- [Aim]: Check every line below for the string "Threads", and copy the lines that contain it.

— start Data for the task —

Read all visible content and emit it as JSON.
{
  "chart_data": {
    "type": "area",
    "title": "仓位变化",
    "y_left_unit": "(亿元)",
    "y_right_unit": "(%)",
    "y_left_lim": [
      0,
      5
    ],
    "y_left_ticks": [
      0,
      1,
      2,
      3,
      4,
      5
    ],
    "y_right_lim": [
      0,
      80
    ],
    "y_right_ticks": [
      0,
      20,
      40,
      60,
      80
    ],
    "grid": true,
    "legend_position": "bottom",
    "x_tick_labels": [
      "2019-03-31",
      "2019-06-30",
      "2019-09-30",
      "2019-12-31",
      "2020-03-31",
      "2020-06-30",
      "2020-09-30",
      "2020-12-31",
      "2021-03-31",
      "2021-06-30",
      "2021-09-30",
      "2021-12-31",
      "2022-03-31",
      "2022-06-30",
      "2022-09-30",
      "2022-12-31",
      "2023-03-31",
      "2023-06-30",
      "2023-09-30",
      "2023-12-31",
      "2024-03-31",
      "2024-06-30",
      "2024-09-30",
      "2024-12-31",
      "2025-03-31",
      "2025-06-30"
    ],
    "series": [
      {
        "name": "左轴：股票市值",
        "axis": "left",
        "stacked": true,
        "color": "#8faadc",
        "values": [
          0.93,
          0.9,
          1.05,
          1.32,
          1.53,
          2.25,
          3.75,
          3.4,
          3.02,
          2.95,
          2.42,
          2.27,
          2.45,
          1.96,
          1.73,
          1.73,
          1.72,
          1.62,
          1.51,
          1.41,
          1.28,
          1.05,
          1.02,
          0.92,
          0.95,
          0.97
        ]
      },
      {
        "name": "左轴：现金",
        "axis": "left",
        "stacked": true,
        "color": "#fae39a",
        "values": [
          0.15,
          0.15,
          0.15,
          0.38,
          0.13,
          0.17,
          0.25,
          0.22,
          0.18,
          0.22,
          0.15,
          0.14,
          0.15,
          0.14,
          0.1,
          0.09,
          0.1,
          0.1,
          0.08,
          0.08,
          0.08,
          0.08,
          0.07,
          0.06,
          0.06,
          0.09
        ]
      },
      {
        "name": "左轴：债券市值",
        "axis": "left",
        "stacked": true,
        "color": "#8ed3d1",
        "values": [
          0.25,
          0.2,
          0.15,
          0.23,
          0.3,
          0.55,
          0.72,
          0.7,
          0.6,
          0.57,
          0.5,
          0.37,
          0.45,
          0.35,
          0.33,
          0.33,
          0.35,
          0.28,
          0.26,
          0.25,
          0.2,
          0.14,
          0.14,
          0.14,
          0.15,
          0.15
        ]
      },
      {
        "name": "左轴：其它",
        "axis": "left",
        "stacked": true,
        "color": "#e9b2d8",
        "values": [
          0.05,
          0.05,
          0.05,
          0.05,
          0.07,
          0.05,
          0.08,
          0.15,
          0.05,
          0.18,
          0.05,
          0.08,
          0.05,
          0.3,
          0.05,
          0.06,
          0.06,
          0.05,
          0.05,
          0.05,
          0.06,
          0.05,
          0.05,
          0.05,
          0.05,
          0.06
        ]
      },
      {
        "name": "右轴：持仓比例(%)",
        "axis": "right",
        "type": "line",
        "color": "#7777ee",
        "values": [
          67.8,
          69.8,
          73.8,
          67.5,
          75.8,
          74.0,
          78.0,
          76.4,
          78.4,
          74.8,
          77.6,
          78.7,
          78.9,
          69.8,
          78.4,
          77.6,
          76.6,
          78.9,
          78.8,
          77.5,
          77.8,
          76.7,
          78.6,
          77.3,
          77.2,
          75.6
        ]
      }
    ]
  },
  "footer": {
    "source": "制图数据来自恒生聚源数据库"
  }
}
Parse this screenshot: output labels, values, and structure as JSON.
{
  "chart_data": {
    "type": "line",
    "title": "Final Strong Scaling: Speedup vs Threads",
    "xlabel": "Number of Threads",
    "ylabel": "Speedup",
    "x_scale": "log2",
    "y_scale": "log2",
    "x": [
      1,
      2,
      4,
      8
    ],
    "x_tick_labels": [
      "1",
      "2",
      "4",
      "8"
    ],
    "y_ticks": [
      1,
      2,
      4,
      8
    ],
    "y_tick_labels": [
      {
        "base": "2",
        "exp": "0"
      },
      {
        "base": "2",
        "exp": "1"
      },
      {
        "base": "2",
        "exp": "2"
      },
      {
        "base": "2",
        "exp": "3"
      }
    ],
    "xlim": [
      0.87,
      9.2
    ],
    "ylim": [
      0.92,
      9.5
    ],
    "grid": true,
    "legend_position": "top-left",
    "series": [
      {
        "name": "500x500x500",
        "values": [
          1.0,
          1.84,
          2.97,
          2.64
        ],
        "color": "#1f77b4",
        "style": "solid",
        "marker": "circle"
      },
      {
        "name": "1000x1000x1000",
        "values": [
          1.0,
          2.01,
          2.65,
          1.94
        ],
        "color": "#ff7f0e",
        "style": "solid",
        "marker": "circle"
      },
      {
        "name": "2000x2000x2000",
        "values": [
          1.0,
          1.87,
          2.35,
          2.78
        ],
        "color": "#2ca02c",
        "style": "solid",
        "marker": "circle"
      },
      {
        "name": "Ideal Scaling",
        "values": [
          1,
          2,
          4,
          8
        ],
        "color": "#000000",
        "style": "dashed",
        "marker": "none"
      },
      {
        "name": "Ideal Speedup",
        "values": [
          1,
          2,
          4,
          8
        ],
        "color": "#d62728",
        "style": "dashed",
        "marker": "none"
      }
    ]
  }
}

— end Data for the task —

- [Correct response]:
    "title": "Final Strong Scaling: Speedup vs Threads",
    "xlabel": "Number of Threads",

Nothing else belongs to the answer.